*Data entries:*

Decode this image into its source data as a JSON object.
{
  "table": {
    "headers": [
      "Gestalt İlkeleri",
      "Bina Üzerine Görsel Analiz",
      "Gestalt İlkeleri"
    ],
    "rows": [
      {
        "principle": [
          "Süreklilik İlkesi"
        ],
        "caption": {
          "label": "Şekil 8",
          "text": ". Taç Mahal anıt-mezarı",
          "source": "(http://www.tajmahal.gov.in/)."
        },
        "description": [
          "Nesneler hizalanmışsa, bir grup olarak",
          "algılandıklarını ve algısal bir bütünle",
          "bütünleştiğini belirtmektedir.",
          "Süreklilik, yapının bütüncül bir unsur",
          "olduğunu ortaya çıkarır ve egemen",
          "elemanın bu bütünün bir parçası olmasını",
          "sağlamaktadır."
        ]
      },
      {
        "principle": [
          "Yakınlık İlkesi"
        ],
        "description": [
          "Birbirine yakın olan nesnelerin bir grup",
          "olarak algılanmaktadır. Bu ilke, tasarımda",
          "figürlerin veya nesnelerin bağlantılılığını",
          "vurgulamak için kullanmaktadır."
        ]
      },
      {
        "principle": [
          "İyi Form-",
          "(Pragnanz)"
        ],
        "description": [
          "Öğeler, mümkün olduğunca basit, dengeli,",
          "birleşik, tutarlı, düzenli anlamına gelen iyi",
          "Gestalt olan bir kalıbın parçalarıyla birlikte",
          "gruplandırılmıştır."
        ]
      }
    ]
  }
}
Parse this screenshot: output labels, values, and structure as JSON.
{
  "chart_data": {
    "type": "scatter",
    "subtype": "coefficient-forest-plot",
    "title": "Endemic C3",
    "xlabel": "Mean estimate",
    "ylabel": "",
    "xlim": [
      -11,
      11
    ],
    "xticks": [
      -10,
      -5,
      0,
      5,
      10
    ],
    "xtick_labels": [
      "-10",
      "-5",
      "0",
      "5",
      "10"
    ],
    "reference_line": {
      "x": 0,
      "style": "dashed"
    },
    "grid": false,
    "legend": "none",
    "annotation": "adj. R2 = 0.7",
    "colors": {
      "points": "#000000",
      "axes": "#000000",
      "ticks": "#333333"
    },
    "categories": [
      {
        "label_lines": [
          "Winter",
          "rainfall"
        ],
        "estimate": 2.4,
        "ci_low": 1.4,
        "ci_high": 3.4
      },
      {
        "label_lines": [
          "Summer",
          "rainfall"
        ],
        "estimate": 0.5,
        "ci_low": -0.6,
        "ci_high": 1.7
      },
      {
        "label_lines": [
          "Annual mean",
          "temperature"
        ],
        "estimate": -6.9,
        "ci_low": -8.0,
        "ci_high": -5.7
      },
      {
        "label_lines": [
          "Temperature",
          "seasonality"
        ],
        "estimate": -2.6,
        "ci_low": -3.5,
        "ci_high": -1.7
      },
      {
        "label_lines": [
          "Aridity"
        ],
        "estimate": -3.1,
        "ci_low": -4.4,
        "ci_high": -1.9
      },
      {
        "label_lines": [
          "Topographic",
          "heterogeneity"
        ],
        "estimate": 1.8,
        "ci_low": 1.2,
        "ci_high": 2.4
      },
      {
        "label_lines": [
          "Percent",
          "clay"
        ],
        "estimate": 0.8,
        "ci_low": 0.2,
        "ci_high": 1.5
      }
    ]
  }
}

*What this task involves:* Reproduce all of the entries word for word.

*Solved exercise:*
Decode this image into its source data as a JSON object.
{
  "table": {
    "headers": [
      "Gestalt İlkeleri",
      "Bina Üzerine Görsel Analiz",
      "Gestalt İlkeleri"
    ],
    "rows": [
      {
        "principle": [
          "Süreklilik İlkesi"
        ],
        "caption": {
          "label": "Şekil 8",
          "text": ". Taç Mahal anıt-mezarı",
          "source": "(http://www.tajmahal.gov.in/)."
        },
        "description": [
          "Nesneler hizalanmışsa, bir grup olarak",
          "algılandıklarını ve algısal bir bütünle",
          "bütünleştiğini belirtmektedir.",
          "Süreklilik, yapının bütüncül bir unsur",
          "olduğunu ortaya çıkarır ve egemen",
          "elemanın bu bütünün bir parçası olmasını",
          "sağlamaktadır."
        ]
      },
      {
        "principle": [
          "Yakınlık İlkesi"
        ],
        "description": [
          "Birbirine yakın olan nesnelerin bir grup",
          "olarak algılanmaktadır. Bu ilke, tasarımda",
          "figürlerin veya nesnelerin bağlantılılığını",
          "vurgulamak için kullanmaktadır."
        ]
      },
      {
        "principle": [
          "İyi Form-",
          "(Pragnanz)"
        ],
        "description": [
          "Öğeler, mümkün olduğunca basit, dengeli,",
          "birleşik, tutarlı, düzenli anlamına gelen iyi",
          "Gestalt olan bir kalıbın parçalarıyla birlikte",
          "gruplandırılmıştır."
        ]
      }
    ]
  }
}
Parse this screenshot: output labels, values, and structure as JSON.
{
  "chart_data": {
    "type": "scatter",
    "subtype": "coefficient-forest-plot",
    "title": "Endemic C3",
    "xlabel": "Mean estimate",
    "ylabel": "",
    "xlim": [
      -11,
      11
    ],
    "xticks": [
      -10,
      -5,
      0,
      5,
      10
    ],
    "xtick_labels": [
      "-10",
      "-5",
      "0",
      "5",
      "10"
    ],
    "reference_line": {
      "x": 0,
      "style": "dashed"
    },
    "grid": false,
    "legend": "none",
    "annotation": "adj. R2 = 0.7",
    "colors": {
      "points": "#000000",
      "axes": "#000000",
      "ticks": "#333333"
    },
    "categories": [
      {
        "label_lines": [
          "Winter",
          "rainfall"
        ],
        "estimate": 2.4,
        "ci_low": 1.4,
        "ci_high": 3.4
      },
      {
        "label_lines": [
          "Summer",
          "rainfall"
        ],
        "estimate": 0.5,
        "ci_low": -0.6,
        "ci_high": 1.7
      },
      {
        "label_lines": [
          "Annual mean",
          "temperature"
        ],
        "estimate": -6.9,
        "ci_low": -8.0,
        "ci_high": -5.7
      },
      {
        "label_lines": [
          "Temperature",
          "seasonality"
        ],
        "estimate": -2.6,
        "ci_low": -3.5,
        "ci_high": -1.7
      },
      {
        "label_lines": [
          "Aridity"
        ],
        "estimate": -3.1,
        "ci_low": -4.4,
        "ci_high": -1.9
      },
      {
        "label_lines": [
          "Topographic",
          "heterogeneity"
        ],
        "estimate": 1.8,
        "ci_low": 1.2,
        "ci_high": 2.4
      },
      {
        "label_lines": [
          "Percent",
          "clay"
        ],
        "estimate": 0.8,
        "ci_low": 0.2,
        "ci_high": 1.5
      }
    ]
  }
}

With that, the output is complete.